** begin **

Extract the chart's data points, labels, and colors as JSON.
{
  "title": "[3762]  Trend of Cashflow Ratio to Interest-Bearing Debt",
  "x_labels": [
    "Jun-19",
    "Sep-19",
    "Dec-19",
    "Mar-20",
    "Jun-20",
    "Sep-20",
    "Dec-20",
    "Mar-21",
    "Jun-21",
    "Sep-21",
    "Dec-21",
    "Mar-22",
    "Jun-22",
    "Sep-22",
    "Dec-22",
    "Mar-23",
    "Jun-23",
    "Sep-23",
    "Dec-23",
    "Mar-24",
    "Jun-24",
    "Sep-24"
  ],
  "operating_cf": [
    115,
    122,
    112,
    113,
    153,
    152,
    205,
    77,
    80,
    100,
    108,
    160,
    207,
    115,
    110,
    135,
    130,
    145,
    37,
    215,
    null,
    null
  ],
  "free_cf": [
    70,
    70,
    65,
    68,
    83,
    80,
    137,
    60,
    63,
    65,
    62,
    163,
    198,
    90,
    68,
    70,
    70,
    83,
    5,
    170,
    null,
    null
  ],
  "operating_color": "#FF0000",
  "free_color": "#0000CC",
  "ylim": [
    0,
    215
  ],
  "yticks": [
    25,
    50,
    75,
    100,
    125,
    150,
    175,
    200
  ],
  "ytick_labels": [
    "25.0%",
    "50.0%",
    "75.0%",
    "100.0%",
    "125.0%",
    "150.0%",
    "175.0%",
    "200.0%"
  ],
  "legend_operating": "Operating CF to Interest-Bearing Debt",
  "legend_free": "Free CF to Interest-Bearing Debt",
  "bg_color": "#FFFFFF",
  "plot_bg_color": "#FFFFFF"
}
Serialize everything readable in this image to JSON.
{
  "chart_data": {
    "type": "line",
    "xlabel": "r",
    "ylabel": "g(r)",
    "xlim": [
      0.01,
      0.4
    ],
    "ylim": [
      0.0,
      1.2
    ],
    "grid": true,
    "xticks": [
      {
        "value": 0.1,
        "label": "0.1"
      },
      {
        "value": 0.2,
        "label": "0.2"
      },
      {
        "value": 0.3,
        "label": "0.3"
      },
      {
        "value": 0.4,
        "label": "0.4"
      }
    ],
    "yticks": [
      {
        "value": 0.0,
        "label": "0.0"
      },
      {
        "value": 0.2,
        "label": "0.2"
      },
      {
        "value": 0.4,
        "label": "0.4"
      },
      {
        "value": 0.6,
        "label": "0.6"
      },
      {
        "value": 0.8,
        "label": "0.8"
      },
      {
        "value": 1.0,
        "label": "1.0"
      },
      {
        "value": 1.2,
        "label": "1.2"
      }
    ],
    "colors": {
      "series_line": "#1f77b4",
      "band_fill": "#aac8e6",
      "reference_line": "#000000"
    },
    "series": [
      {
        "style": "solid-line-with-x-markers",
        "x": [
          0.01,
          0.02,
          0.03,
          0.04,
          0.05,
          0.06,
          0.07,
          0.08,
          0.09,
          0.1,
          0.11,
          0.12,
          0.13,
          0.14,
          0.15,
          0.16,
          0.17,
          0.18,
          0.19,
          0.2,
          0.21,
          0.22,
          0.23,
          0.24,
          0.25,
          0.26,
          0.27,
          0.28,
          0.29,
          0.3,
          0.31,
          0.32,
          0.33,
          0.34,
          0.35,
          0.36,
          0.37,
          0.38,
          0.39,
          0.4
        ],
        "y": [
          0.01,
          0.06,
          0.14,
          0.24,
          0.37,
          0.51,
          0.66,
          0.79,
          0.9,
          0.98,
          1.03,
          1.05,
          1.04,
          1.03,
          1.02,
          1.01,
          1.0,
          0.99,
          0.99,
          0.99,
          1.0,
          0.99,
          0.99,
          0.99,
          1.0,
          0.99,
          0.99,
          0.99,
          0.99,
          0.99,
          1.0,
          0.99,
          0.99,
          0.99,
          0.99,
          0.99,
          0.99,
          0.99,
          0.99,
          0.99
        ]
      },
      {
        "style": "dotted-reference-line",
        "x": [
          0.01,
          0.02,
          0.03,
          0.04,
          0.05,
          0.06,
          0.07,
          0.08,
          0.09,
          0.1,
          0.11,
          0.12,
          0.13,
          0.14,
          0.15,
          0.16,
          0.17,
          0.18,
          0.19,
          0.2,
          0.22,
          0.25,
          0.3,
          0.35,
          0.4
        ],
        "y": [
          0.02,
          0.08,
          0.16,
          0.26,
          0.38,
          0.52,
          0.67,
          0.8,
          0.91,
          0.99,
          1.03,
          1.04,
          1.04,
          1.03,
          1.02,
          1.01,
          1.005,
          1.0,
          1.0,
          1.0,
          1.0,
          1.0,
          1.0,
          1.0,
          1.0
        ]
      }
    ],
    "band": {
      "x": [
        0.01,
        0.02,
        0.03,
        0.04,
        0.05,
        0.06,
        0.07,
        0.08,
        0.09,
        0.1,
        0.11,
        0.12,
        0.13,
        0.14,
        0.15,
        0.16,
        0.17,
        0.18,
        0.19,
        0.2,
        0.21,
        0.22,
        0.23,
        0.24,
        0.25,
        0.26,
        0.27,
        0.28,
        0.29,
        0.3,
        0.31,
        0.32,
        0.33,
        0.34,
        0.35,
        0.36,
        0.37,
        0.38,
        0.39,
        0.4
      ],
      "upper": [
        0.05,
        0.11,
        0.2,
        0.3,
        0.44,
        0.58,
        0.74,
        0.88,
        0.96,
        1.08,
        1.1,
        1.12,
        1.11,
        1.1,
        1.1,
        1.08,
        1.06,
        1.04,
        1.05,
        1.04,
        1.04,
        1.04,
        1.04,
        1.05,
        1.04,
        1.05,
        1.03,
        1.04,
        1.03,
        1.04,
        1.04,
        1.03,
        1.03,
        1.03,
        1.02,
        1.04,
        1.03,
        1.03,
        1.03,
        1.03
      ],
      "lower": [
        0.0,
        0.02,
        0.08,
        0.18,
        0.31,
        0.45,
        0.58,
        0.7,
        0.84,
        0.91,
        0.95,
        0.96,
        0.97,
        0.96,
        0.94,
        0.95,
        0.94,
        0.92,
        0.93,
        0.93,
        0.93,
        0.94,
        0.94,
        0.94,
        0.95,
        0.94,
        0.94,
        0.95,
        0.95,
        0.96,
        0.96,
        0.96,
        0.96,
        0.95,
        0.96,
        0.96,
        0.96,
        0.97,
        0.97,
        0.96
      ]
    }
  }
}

** end **

> What to produce
The listing above must be transcribed exactly, line by line.

> Solution
Extract the chart's data points, labels, and colors as JSON.
{
  "title": "[3762]  Trend of Cashflow Ratio to Interest-Bearing Debt",
  "x_labels": [
    "Jun-19",
    "Sep-19",
    "Dec-19",
    "Mar-20",
    "Jun-20",
    "Sep-20",
    "Dec-20",
    "Mar-21",
    "Jun-21",
    "Sep-21",
    "Dec-21",
    "Mar-22",
    "Jun-22",
    "Sep-22",
    "Dec-22",
    "Mar-23",
    "Jun-23",
    "Sep-23",
    "Dec-23",
    "Mar-24",
    "Jun-24",
    "Sep-24"
  ],
  "operating_cf": [
    115,
    122,
    112,
    113,
    153,
    152,
    205,
    77,
    80,
    100,
    108,
    160,
    207,
    115,
    110,
    135,
    130,
    145,
    37,
    215,
    null,
    null
  ],
  "free_cf": [
    70,
    70,
    65,
    68,
    83,
    80,
    137,
    60,
    63,
    65,
    62,
    163,
    198,
    90,
    68,
    70,
    70,
    83,
    5,
    170,
    null,
    null
  ],
  "operating_color": "#FF0000",
  "free_color": "#0000CC",
  "ylim": [
    0,
    215
  ],
  "yticks": [
    25,
    50,
    75,
    100,
    125,
    150,
    175,
    200
  ],
  "ytick_labels": [
    "25.0%",
    "50.0%",
    "75.0%",
    "100.0%",
    "125.0%",
    "150.0%",
    "175.0%",
    "200.0%"
  ],
  "legend_operating": "Operating CF to Interest-Bearing Debt",
  "legend_free": "Free CF to Interest-Bearing Debt",
  "bg_color": "#FFFFFF",
  "plot_bg_color": "#FFFFFF"
}
Serialize everything readable in this image to JSON.
{
  "chart_data": {
    "type": "line",
    "xlabel": "r",
    "ylabel": "g(r)",
    "xlim": [
      0.01,
      0.4
    ],
    "ylim": [
      0.0,
      1.2
    ],
    "grid": true,
    "xticks": [
      {
        "value": 0.1,
        "label": "0.1"
      },
      {
        "value": 0.2,
        "label": "0.2"
      },
      {
        "value": 0.3,
        "label": "0.3"
      },
      {
        "value": 0.4,
        "label": "0.4"
      }
    ],
    "yticks": [
      {
        "value": 0.0,
        "label": "0.0"
      },
      {
        "value": 0.2,
        "label": "0.2"
      },
      {
        "value": 0.4,
        "label": "0.4"
      },
      {
        "value": 0.6,
        "label": "0.6"
      },
      {
        "value": 0.8,
        "label": "0.8"
      },
      {
        "value": 1.0,
        "label": "1.0"
      },
      {
        "value": 1.2,
        "label": "1.2"
      }
    ],
    "colors": {
      "series_line": "#1f77b4",
      "band_fill": "#aac8e6",
      "reference_line": "#000000"
    },
    "series": [
      {
        "style": "solid-line-with-x-markers",
        "x": [
          0.01,
          0.02,
          0.03,
          0.04,
          0.05,
          0.06,
          0.07,
          0.08,
          0.09,
          0.1,
          0.11,
          0.12,
          0.13,
          0.14,
          0.15,
          0.16,
          0.17,
          0.18,
          0.19,
          0.2,
          0.21,
          0.22,
          0.23,
          0.24,
          0.25,
          0.26,
          0.27,
          0.28,
          0.29,
          0.3,
          0.31,
          0.32,
          0.33,
          0.34,
          0.35,
          0.36,
          0.37,
          0.38,
          0.39,
          0.4
        ],
        "y": [
          0.01,
          0.06,
          0.14,
          0.24,
          0.37,
          0.51,
          0.66,
          0.79,
          0.9,
          0.98,
          1.03,
          1.05,
          1.04,
          1.03,
          1.02,
          1.01,
          1.0,
          0.99,
          0.99,
          0.99,
          1.0,
          0.99,
          0.99,
          0.99,
          1.0,
          0.99,
          0.99,
          0.99,
          0.99,
          0.99,
          1.0,
          0.99,
          0.99,
          0.99,
          0.99,
          0.99,
          0.99,
          0.99,
          0.99,
          0.99
        ]
      },
      {
        "style": "dotted-reference-line",
        "x": [
          0.01,
          0.02,
          0.03,
          0.04,
          0.05,
          0.06,
          0.07,
          0.08,
          0.09,
          0.1,
          0.11,
          0.12,
          0.13,
          0.14,
          0.15,
          0.16,
          0.17,
          0.18,
          0.19,
          0.2,
          0.22,
          0.25,
          0.3,
          0.35,
          0.4
        ],
        "y": [
          0.02,
          0.08,
          0.16,
          0.26,
          0.38,
          0.52,
          0.67,
          0.8,
          0.91,
          0.99,
          1.03,
          1.04,
          1.04,
          1.03,
          1.02,
          1.01,
          1.005,
          1.0,
          1.0,
          1.0,
          1.0,
          1.0,
          1.0,
          1.0,
          1.0
        ]
      }
    ],
    "band": {
      "x": [
        0.01,
        0.02,
        0.03,
        0.04,
        0.05,
        0.06,
        0.07,
        0.08,
        0.09,
        0.1,
        0.11,
        0.12,
        0.13,
        0.14,
        0.15,
        0.16,
        0.17,
        0.18,
        0.19,
        0.2,
        0.21,
        0.22,
        0.23,
        0.24,
        0.25,
        0.26,
        0.27,
        0.28,
        0.29,
        0.3,
        0.31,
        0.32,
        0.33,
        0.34,
        0.35,
        0.36,
        0.37,
        0.38,
        0.39,
        0.4
      ],
      "upper": [
        0.05,
        0.11,
        0.2,
        0.3,
        0.44,
        0.58,
        0.74,
        0.88,
        0.96,
        1.08,
        1.1,
        1.12,
        1.11,
        1.1,
        1.1,
        1.08,
        1.06,
        1.04,
        1.05,
        1.04,
        1.04,
        1.04,
        1.04,
        1.05,
        1.04,
        1.05,
        1.03,
        1.04,
        1.03,
        1.04,
        1.04,
        1.03,
        1.03,
        1.03,
        1.02,
        1.04,
        1.03,
        1.03,
        1.03,
        1.03
      ],
      "lower": [
        0.0,
        0.02,
        0.08,
        0.18,
        0.31,
        0.45,
        0.58,
        0.7,
        0.84,
        0.91,
        0.95,
        0.96,
        0.97,
        0.96,
        0.94,
        0.95,
        0.94,
        0.92,
        0.93,
        0.93,
        0.93,
        0.94,
        0.94,
        0.94,
        0.95,
        0.94,
        0.94,
        0.95,
        0.95,
        0.96,
        0.96,
        0.96,
        0.96,
        0.95,
        0.96,
        0.96,
        0.96,
        0.97,
        0.97,
        0.96
      ]
    }
  }
}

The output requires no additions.